### SET EXERCISE
Return every entry exactly.
START RECORDS TO USE
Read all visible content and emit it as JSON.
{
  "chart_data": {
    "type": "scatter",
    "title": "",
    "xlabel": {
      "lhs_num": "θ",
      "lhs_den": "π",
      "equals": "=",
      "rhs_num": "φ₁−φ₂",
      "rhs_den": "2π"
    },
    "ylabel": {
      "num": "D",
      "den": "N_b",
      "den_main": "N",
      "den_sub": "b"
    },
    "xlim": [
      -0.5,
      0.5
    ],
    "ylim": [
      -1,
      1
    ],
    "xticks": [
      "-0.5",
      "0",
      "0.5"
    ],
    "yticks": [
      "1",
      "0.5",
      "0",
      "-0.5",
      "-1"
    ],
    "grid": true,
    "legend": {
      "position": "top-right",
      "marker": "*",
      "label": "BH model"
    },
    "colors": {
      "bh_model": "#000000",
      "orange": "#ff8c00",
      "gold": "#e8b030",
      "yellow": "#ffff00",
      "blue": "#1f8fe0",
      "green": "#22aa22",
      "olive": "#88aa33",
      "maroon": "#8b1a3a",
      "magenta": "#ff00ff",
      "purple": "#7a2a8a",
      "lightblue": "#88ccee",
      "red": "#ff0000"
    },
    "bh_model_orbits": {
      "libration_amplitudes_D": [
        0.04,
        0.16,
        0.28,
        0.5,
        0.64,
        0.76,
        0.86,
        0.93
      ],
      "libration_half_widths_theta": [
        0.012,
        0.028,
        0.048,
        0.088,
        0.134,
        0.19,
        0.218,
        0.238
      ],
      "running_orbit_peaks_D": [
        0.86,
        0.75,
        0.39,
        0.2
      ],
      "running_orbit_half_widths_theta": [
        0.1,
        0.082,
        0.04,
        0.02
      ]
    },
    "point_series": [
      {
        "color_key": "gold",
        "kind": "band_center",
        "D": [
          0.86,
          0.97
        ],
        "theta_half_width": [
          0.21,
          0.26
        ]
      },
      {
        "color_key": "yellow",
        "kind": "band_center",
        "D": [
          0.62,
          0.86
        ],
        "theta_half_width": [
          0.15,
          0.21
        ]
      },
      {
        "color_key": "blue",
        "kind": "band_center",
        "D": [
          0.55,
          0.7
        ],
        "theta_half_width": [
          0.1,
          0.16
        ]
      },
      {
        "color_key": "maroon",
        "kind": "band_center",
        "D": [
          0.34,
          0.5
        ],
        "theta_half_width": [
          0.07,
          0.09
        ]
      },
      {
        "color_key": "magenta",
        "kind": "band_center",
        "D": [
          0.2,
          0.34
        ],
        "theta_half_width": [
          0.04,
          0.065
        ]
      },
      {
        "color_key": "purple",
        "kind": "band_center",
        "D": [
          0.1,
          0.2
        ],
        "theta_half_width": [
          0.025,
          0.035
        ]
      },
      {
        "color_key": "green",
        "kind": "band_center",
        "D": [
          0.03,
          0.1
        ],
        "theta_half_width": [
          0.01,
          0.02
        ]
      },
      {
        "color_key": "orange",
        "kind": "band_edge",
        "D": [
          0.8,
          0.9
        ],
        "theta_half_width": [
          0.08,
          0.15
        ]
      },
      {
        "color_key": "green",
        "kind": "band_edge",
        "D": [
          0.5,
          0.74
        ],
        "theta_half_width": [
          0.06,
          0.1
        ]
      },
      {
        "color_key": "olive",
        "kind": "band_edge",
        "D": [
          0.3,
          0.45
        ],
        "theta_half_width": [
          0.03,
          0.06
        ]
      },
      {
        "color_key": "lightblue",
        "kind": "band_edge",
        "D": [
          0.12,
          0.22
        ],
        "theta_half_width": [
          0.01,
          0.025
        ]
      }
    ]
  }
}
END RECORDS TO USE
### PROBLEM SOLUTION
Read all visible content and emit it as JSON.
{
  "chart_data": {
    "type": "scatter",
    "title": "",
    "xlabel": {
      "lhs_num": "θ",
      "lhs_den": "π",
      "equals": "=",
      "rhs_num": "φ₁−φ₂",
      "rhs_den": "2π"
    },
    "ylabel": {
      "num": "D",
      "den": "N_b",
      "den_main": "N",
      "den_sub": "b"
    },
    "xlim": [
      -0.5,
      0.5
    ],
    "ylim": [
      -1,
      1
    ],
    "xticks": [
      "-0.5",
      "0",
      "0.5"
    ],
    "yticks": [
      "1",
      "0.5",
      "0",
      "-0.5",
      "-1"
    ],
    "grid": true,
    "legend": {
      "position": "top-right",
      "marker": "*",
      "label": "BH model"
    },
    "colors": {
      "bh_model": "#000000",
      "orange": "#ff8c00",
      "gold": "#e8b030",
      "yellow": "#ffff00",
      "blue": "#1f8fe0",
      "green": "#22aa22",
      "olive": "#88aa33",
      "maroon": "#8b1a3a",
      "magenta": "#ff00ff",
      "purple": "#7a2a8a",
      "lightblue": "#88ccee",
      "red": "#ff0000"
    },
    "bh_model_orbits": {
      "libration_amplitudes_D": [
        0.04,
        0.16,
        0.28,
        0.5,
        0.64,
        0.76,
        0.86,
        0.93
      ],
      "libration_half_widths_theta": [
        0.012,
        0.028,
        0.048,
        0.088,
        0.134,
        0.19,
        0.218,
        0.238
      ],
      "running_orbit_peaks_D": [
        0.86,
        0.75,
        0.39,
        0.2
      ],
      "running_orbit_half_widths_theta": [
        0.1,
        0.082,
        0.04,
        0.02
      ]
    },
    "point_series": [
      {
        "color_key": "gold",
        "kind": "band_center",
        "D": [
          0.86,
          0.97
        ],
        "theta_half_width": [
          0.21,
          0.26
        ]
      },
      {
        "color_key": "yellow",
        "kind": "band_center",
        "D": [
          0.62,
          0.86
        ],
        "theta_half_width": [
          0.15,
          0.21
        ]
      },
      {
        "color_key": "blue",
        "kind": "band_center",
        "D": [
          0.55,
          0.7
        ],
        "theta_half_width": [
          0.1,
          0.16
        ]
      },
      {
        "color_key": "maroon",
        "kind": "band_center",
        "D": [
          0.34,
          0.5
        ],
        "theta_half_width": [
          0.07,
          0.09
        ]
      },
      {
        "color_key": "magenta",
        "kind": "band_center",
        "D": [
          0.2,
          0.34
        ],
        "theta_half_width": [
          0.04,
          0.065
        ]
      },
      {
        "color_key": "purple",
        "kind": "band_center",
        "D": [
          0.1,
          0.2
        ],
        "theta_half_width": [
          0.025,
          0.035
        ]
      },
      {
        "color_key": "green",
        "kind": "band_center",
        "D": [
          0.03,
          0.1
        ],
        "theta_half_width": [
          0.01,
          0.02
        ]
      },
      {
        "color_key": "orange",
        "kind": "band_edge",
        "D": [
          0.8,
          0.9
        ],
        "theta_half_width": [
          0.08,
          0.15
        ]
      },
      {
        "color_key": "green",
        "kind": "band_edge",
        "D": [
          0.5,
          0.74
        ],
        "theta_half_width": [
          0.06,
          0.1
        ]
      },
      {
        "color_key": "olive",
        "kind": "band_edge",
        "D": [
          0.3,
          0.45
        ],
        "theta_half_width": [
          0.03,
          0.06
        ]
      },
      {
        "color_key": "lightblue",
        "kind": "band_edge",
        "D": [
          0.12,
          0.22
        ],
        "theta_half_width": [
          0.01,
          0.025
        ]
      }
    ]
  }
}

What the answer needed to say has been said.